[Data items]
----------

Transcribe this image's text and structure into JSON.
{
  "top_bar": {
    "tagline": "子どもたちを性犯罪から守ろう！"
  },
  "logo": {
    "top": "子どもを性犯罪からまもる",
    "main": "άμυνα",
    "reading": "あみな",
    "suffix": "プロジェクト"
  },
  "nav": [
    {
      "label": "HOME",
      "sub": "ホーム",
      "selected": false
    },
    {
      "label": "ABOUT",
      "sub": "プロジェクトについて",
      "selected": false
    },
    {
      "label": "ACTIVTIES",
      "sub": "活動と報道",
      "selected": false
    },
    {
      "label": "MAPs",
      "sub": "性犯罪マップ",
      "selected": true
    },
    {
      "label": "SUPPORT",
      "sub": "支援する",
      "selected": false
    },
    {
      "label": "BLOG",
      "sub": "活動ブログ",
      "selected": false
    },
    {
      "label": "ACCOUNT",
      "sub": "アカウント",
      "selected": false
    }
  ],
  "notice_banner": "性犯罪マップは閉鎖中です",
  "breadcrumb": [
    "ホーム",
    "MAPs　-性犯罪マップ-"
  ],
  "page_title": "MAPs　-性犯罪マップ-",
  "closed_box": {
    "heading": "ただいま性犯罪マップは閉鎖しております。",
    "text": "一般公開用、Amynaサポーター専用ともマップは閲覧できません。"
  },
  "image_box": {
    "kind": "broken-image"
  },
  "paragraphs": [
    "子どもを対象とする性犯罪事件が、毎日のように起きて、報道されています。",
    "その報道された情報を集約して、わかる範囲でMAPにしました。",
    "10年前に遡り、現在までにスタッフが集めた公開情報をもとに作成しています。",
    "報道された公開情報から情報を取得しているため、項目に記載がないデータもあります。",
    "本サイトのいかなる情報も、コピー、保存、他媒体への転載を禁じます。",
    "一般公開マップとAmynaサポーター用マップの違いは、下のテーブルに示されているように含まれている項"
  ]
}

----------

* _Exercise brief_:
From the entries above, return each line with the word "text" in it.

* _Result_:
Transcribe this image's text and structure into JSON.
    "text": "一般公開用、Amynaサポーター専用ともマップは閲覧できません。"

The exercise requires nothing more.